(REQUIREMENT)
Extract the data exactly, missing nothing.

(INPUT FOR THIS TASK)
####################

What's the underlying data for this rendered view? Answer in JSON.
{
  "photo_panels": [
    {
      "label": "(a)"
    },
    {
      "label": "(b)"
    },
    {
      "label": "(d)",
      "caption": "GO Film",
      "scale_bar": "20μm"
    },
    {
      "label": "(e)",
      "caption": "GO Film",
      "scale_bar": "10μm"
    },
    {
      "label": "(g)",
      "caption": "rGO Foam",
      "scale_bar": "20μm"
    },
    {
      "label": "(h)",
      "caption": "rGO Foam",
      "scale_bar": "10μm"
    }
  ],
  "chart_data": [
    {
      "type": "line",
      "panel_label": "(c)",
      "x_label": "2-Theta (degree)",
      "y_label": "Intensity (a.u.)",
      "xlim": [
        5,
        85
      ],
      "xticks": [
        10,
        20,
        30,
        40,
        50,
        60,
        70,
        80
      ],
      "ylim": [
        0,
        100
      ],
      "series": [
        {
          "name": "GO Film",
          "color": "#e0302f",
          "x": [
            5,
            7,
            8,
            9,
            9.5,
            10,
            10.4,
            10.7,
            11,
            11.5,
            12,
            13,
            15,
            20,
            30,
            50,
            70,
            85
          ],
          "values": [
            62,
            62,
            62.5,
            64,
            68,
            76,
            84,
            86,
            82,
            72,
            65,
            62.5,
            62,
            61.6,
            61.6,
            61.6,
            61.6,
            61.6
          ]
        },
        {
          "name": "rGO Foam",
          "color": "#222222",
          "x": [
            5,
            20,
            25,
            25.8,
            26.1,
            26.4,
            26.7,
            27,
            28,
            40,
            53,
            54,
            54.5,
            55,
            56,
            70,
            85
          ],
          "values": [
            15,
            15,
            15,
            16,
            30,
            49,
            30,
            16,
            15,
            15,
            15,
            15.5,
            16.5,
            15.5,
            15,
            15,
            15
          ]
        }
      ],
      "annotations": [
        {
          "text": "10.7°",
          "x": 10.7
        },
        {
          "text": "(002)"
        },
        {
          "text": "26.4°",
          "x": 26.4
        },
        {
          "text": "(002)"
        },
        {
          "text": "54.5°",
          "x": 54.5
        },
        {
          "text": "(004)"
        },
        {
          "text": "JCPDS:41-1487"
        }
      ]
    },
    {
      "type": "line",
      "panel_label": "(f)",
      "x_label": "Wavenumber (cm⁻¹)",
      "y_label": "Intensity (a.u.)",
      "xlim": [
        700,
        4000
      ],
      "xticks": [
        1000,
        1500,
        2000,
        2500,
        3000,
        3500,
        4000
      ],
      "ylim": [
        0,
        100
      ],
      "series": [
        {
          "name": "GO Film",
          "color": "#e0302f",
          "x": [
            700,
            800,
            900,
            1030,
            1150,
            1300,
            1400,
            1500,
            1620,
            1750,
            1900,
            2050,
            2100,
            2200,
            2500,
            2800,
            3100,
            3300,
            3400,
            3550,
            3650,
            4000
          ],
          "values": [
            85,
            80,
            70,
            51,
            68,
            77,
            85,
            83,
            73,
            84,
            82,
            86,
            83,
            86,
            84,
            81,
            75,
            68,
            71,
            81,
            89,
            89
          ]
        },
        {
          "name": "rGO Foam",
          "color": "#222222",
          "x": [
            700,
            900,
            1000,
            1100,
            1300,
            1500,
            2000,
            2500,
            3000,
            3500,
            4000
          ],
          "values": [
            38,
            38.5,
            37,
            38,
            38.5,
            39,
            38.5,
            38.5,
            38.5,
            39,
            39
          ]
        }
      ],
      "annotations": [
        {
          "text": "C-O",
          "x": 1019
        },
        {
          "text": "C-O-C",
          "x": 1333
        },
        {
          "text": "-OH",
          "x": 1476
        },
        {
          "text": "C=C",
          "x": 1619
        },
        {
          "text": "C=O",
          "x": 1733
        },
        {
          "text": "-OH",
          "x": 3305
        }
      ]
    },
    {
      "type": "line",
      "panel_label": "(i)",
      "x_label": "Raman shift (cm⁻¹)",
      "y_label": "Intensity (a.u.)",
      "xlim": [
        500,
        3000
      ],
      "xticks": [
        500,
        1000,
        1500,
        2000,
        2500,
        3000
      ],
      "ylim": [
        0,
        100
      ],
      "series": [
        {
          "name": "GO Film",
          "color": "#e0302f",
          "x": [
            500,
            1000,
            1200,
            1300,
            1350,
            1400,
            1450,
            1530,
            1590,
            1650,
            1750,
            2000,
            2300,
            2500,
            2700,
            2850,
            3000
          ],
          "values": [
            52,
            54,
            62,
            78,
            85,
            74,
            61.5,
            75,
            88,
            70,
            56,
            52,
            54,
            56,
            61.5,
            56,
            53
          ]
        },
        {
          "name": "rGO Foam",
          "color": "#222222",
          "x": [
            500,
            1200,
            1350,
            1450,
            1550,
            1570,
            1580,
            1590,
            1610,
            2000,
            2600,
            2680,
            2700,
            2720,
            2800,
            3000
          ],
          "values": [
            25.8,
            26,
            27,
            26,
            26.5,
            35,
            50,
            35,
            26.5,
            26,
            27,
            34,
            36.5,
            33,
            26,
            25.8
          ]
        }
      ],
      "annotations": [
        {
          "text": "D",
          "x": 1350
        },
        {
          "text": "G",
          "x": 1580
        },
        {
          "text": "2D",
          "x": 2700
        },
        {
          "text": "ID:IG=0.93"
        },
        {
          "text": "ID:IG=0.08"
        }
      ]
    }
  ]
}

####################

(EXERCISE ANSWER)
What's the underlying data for this rendered view? Answer in JSON.
{
  "photo_panels": [
    {
      "label": "(a)"
    },
    {
      "label": "(b)"
    },
    {
      "label": "(d)",
      "caption": "GO Film",
      "scale_bar": "20μm"
    },
    {
      "label": "(e)",
      "caption": "GO Film",
      "scale_bar": "10μm"
    },
    {
      "label": "(g)",
      "caption": "rGO Foam",
      "scale_bar": "20μm"
    },
    {
      "label": "(h)",
      "caption": "rGO Foam",
      "scale_bar": "10μm"
    }
  ],
  "chart_data": [
    {
      "type": "line",
      "panel_label": "(c)",
      "x_label": "2-Theta (degree)",
      "y_label": "Intensity (a.u.)",
      "xlim": [
        5,
        85
      ],
      "xticks": [
        10,
        20,
        30,
        40,
        50,
        60,
        70,
        80
      ],
      "ylim": [
        0,
        100
      ],
      "series": [
        {
          "name": "GO Film",
          "color": "#e0302f",
          "x": [
            5,
            7,
            8,
            9,
            9.5,
            10,
            10.4,
            10.7,
            11,
            11.5,
            12,
            13,
            15,
            20,
            30,
            50,
            70,
            85
          ],
          "values": [
            62,
            62,
            62.5,
            64,
            68,
            76,
            84,
            86,
            82,
            72,
            65,
            62.5,
            62,
            61.6,
            61.6,
            61.6,
            61.6,
            61.6
          ]
        },
        {
          "name": "rGO Foam",
          "color": "#222222",
          "x": [
            5,
            20,
            25,
            25.8,
            26.1,
            26.4,
            26.7,
            27,
            28,
            40,
            53,
            54,
            54.5,
            55,
            56,
            70,
            85
          ],
          "values": [
            15,
            15,
            15,
            16,
            30,
            49,
            30,
            16,
            15,
            15,
            15,
            15.5,
            16.5,
            15.5,
            15,
            15,
            15
          ]
        }
      ],
      "annotations": [
        {
          "text": "10.7°",
          "x": 10.7
        },
        {
          "text": "(002)"
        },
        {
          "text": "26.4°",
          "x": 26.4
        },
        {
          "text": "(002)"
        },
        {
          "text": "54.5°",
          "x": 54.5
        },
        {
          "text": "(004)"
        },
        {
          "text": "JCPDS:41-1487"
        }
      ]
    },
    {
      "type": "line",
      "panel_label": "(f)",
      "x_label": "Wavenumber (cm⁻¹)",
      "y_label": "Intensity (a.u.)",
      "xlim": [
        700,
        4000
      ],
      "xticks": [
        1000,
        1500,
        2000,
        2500,
        3000,
        3500,
        4000
      ],
      "ylim": [
        0,
        100
      ],
      "series": [
        {
          "name": "GO Film",
          "color": "#e0302f",
          "x": [
            700,
            800,
            900,
            1030,
            1150,
            1300,
            1400,
            1500,
            1620,
            1750,
            1900,
            2050,
            2100,
            2200,
            2500,
            2800,
            3100,
            3300,
            3400,
            3550,
            3650,
            4000
          ],
          "values": [
            85,
            80,
            70,
            51,
            68,
            77,
            85,
            83,
            73,
            84,
            82,
            86,
            83,
            86,
            84,
            81,
            75,
            68,
            71,
            81,
            89,
            89
          ]
        },
        {
          "name": "rGO Foam",
          "color": "#222222",
          "x": [
            700,
            900,
            1000,
            1100,
            1300,
            1500,
            2000,
            2500,
            3000,
            3500,
            4000
          ],
          "values": [
            38,
            38.5,
            37,
            38,
            38.5,
            39,
            38.5,
            38.5,
            38.5,
            39,
            39
          ]
        }
      ],
      "annotations": [
        {
          "text": "C-O",
          "x": 1019
        },
        {
          "text": "C-O-C",
          "x": 1333
        },
        {
          "text": "-OH",
          "x": 1476
        },
        {
          "text": "C=C",
          "x": 1619
        },
        {
          "text": "C=O",
          "x": 1733
        },
        {
          "text": "-OH",
          "x": 3305
        }
      ]
    },
    {
      "type": "line",
      "panel_label": "(i)",
      "x_label": "Raman shift (cm⁻¹)",
      "y_label": "Intensity (a.u.)",
      "xlim": [
        500,
        3000
      ],
      "xticks": [
        500,
        1000,
        1500,
        2000,
        2500,
        3000
      ],
      "ylim": [
        0,
        100
      ],
      "series": [
        {
          "name": "GO Film",
          "color": "#e0302f",
          "x": [
            500,
            1000,
            1200,
            1300,
            1350,
            1400,
            1450,
            1530,
            1590,
            1650,
            1750,
            2000,
            2300,
            2500,
            2700,
            2850,
            3000
          ],
          "values": [
            52,
            54,
            62,
            78,
            85,
            74,
            61.5,
            75,
            88,
            70,
            56,
            52,
            54,
            56,
            61.5,
            56,
            53
          ]
        },
        {
          "name": "rGO Foam",
          "color": "#222222",
          "x": [
            500,
            1200,
            1350,
            1450,
            1550,
            1570,
            1580,
            1590,
            1610,
            2000,
            2600,
            2680,
            2700,
            2720,
            2800,
            3000
          ],
          "values": [
            25.8,
            26,
            27,
            26,
            26.5,
            35,
            50,
            35,
            26.5,
            26,
            27,
            34,
            36.5,
            33,
            26,
            25.8
          ]
        }
      ],
      "annotations": [
        {
          "text": "D",
          "x": 1350
        },
        {
          "text": "G",
          "x": 1580
        },
        {
          "text": "2D",
          "x": 2700
        },
        {
          "text": "ID:IG=0.93"
        },
        {
          "text": "ID:IG=0.08"
        }
      ]
    }
  ]
}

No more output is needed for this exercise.